**EXERCISE PROMPT**
Find each line with the string "Connect" and report it.

===== EXTRACTED ENTRIES =====

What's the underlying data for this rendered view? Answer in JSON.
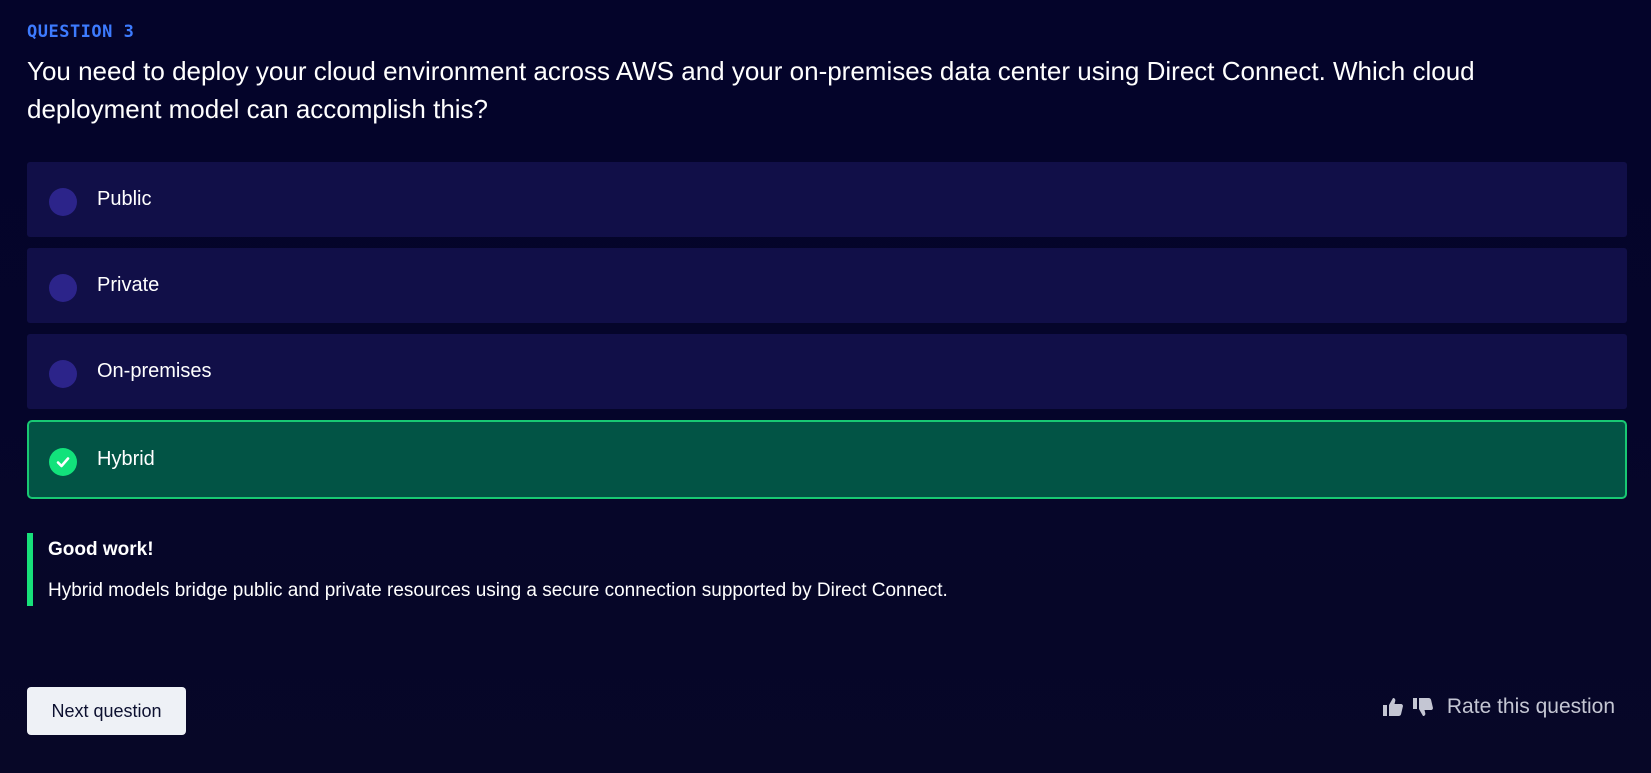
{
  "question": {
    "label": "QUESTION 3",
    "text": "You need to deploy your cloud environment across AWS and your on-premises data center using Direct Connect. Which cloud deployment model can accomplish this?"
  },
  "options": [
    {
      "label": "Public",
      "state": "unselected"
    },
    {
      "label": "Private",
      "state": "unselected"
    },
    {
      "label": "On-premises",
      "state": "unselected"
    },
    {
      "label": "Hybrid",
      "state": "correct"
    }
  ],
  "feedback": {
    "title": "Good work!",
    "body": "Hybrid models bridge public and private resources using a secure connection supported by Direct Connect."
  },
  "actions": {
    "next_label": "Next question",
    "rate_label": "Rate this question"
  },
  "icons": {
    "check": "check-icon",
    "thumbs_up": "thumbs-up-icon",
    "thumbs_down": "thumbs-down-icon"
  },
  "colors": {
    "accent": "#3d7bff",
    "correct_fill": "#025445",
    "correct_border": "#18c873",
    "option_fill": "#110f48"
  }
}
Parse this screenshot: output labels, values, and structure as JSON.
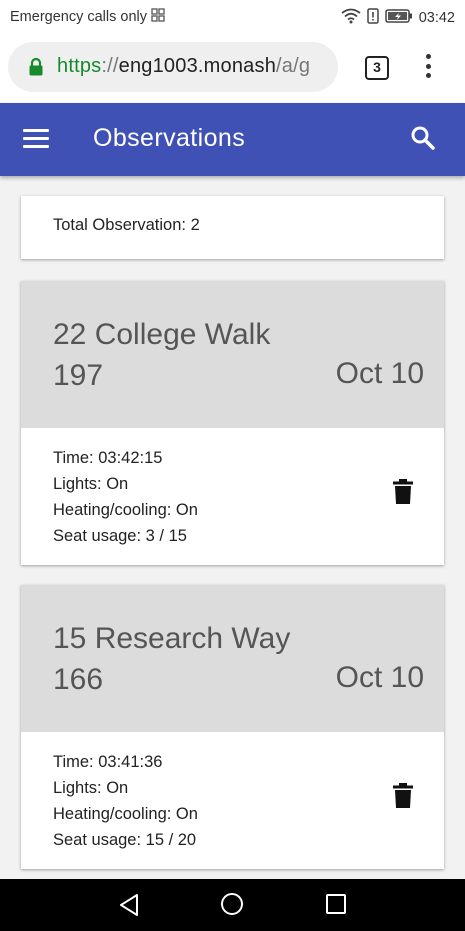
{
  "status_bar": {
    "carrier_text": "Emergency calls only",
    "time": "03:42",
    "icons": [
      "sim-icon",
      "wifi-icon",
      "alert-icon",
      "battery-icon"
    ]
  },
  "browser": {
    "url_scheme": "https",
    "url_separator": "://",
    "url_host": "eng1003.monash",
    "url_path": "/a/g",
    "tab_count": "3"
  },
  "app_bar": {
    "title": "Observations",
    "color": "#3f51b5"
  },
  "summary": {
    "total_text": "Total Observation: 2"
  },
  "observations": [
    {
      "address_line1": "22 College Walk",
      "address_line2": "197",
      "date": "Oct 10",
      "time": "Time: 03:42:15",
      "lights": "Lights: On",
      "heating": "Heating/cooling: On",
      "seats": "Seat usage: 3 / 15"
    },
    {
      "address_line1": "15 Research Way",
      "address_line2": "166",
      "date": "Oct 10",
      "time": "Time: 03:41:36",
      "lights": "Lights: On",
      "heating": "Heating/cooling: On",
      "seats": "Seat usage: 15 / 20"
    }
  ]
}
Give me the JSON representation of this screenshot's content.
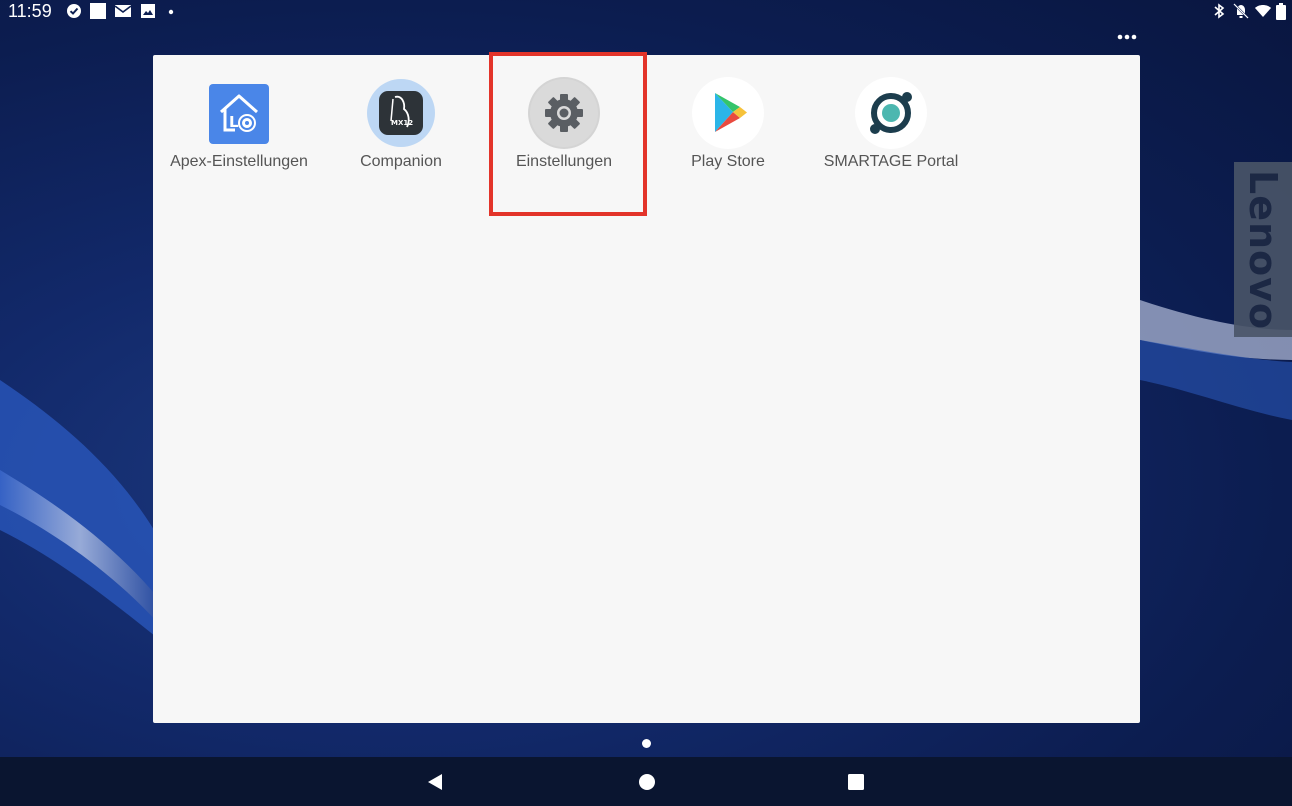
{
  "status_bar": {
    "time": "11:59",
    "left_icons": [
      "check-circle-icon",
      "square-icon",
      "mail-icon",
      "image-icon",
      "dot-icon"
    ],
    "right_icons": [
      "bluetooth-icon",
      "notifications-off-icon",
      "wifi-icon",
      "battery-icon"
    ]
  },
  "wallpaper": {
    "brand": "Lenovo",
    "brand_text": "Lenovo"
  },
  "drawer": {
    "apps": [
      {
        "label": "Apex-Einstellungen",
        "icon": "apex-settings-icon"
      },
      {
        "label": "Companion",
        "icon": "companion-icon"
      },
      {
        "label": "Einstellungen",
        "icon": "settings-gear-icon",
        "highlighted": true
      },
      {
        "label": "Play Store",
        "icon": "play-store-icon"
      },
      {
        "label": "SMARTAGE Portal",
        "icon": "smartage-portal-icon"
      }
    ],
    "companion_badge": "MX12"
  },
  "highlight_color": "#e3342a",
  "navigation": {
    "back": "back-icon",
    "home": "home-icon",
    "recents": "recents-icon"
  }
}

=====

**RESPONSE**
    "text": "You need to deploy your cloud environment across AWS and your on-premises data center using Direct Connect. Which cloud deployment model can accomplish this?"
    "body": "Hybrid models bridge public and private resources using a secure connection supported by Direct Connect."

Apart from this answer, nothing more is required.